Records from a collection

******************************

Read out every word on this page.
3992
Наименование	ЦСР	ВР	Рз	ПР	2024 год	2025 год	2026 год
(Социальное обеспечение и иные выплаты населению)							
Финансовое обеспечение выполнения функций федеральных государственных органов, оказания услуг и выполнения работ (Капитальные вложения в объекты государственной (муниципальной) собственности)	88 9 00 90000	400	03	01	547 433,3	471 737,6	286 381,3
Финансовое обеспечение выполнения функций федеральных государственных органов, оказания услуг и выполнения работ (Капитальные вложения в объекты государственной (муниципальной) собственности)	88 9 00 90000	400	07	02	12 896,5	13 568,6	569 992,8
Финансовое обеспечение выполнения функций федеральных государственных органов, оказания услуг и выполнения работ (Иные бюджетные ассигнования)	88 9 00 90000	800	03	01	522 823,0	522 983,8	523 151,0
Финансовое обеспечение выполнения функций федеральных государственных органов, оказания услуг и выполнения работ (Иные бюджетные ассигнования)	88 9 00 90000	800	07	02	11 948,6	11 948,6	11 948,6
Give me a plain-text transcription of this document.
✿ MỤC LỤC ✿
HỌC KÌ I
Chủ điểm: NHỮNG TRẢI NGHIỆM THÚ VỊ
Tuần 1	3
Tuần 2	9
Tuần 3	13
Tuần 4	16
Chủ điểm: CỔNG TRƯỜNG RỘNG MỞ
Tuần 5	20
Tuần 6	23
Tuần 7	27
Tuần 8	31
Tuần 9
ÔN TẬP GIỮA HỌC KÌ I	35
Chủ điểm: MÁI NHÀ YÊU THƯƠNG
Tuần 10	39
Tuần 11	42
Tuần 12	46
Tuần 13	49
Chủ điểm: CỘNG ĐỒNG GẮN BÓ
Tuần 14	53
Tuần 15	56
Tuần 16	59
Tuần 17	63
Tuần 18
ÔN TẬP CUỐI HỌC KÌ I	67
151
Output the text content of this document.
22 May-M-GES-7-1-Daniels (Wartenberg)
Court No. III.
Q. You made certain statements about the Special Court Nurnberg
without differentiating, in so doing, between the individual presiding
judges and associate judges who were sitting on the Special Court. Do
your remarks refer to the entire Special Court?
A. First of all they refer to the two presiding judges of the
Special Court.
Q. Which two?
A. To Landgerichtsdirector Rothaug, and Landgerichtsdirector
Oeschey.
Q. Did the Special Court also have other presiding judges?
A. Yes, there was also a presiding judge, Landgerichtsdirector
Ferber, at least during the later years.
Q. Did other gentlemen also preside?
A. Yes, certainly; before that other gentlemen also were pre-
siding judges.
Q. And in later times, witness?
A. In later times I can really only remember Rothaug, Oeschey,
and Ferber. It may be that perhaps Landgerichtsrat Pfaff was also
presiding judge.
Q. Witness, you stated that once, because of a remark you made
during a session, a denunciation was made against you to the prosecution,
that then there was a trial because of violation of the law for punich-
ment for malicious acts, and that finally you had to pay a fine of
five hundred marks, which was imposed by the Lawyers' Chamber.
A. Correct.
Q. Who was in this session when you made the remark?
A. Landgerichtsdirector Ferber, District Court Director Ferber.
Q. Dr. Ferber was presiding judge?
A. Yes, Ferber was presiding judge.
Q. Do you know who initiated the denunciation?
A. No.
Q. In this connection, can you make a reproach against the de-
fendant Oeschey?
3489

******************************

• [WHAT THIS TASK INVOLVES]: The listing above should be transcribed in full, exactly as written.

• [REPLY]:
Read out every word on this page.
3992
Наименование	ЦСР	ВР	Рз	ПР	2024 год	2025 год	2026 год
(Социальное обеспечение и иные выплаты населению)							
Финансовое обеспечение выполнения функций федеральных государственных органов, оказания услуг и выполнения работ (Капитальные вложения в объекты государственной (муниципальной) собственности)	88 9 00 90000	400	03	01	547 433,3	471 737,6	286 381,3
Финансовое обеспечение выполнения функций федеральных государственных органов, оказания услуг и выполнения работ (Капитальные вложения в объекты государственной (муниципальной) собственности)	88 9 00 90000	400	07	02	12 896,5	13 568,6	569 992,8
Финансовое обеспечение выполнения функций федеральных государственных органов, оказания услуг и выполнения работ (Иные бюджетные ассигнования)	88 9 00 90000	800	03	01	522 823,0	522 983,8	523 151,0
Финансовое обеспечение выполнения функций федеральных государственных органов, оказания услуг и выполнения работ (Иные бюджетные ассигнования)	88 9 00 90000	800	07	02	11 948,6	11 948,6	11 948,6
Give me a plain-text transcription of this document.
✿ MỤC LỤC ✿
HỌC KÌ I
Chủ điểm: NHỮNG TRẢI NGHIỆM THÚ VỊ
Tuần 1	3
Tuần 2	9
Tuần 3	13
Tuần 4	16
Chủ điểm: CỔNG TRƯỜNG RỘNG MỞ
Tuần 5	20
Tuần 6	23
Tuần 7	27
Tuần 8	31
Tuần 9
ÔN TẬP GIỮA HỌC KÌ I	35
Chủ điểm: MÁI NHÀ YÊU THƯƠNG
Tuần 10	39
Tuần 11	42
Tuần 12	46
Tuần 13	49
Chủ điểm: CỘNG ĐỒNG GẮN BÓ
Tuần 14	53
Tuần 15	56
Tuần 16	59
Tuần 17	63
Tuần 18
ÔN TẬP CUỐI HỌC KÌ I	67
151
Output the text content of this document.
22 May-M-GES-7-1-Daniels (Wartenberg)
Court No. III.
Q. You made certain statements about the Special Court Nurnberg
without differentiating, in so doing, between the individual presiding
judges and associate judges who were sitting on the Special Court. Do
your remarks refer to the entire Special Court?
A. First of all they refer to the two presiding judges of the
Special Court.
Q. Which two?
A. To Landgerichtsdirector Rothaug, and Landgerichtsdirector
Oeschey.
Q. Did the Special Court also have other presiding judges?
A. Yes, there was also a presiding judge, Landgerichtsdirector
Ferber, at least during the later years.
Q. Did other gentlemen also preside?
A. Yes, certainly; before that other gentlemen also were pre-
siding judges.
Q. And in later times, witness?
A. In later times I can really only remember Rothaug, Oeschey,
and Ferber. It may be that perhaps Landgerichtsrat Pfaff was also
presiding judge.
Q. Witness, you stated that once, because of a remark you made
during a session, a denunciation was made against you to the prosecution,
that then there was a trial because of violation of the law for punich-
ment for malicious acts, and that finally you had to pay a fine of
five hundred marks, which was imposed by the Lawyers' Chamber.
A. Correct.
Q. Who was in this session when you made the remark?
A. Landgerichtsdirector Ferber, District Court Director Ferber.
Q. Dr. Ferber was presiding judge?
A. Yes, Ferber was presiding judge.
Q. Do you know who initiated the denunciation?
A. No.
Q. In this connection, can you make a reproach against the de-
fendant Oeschey?
3489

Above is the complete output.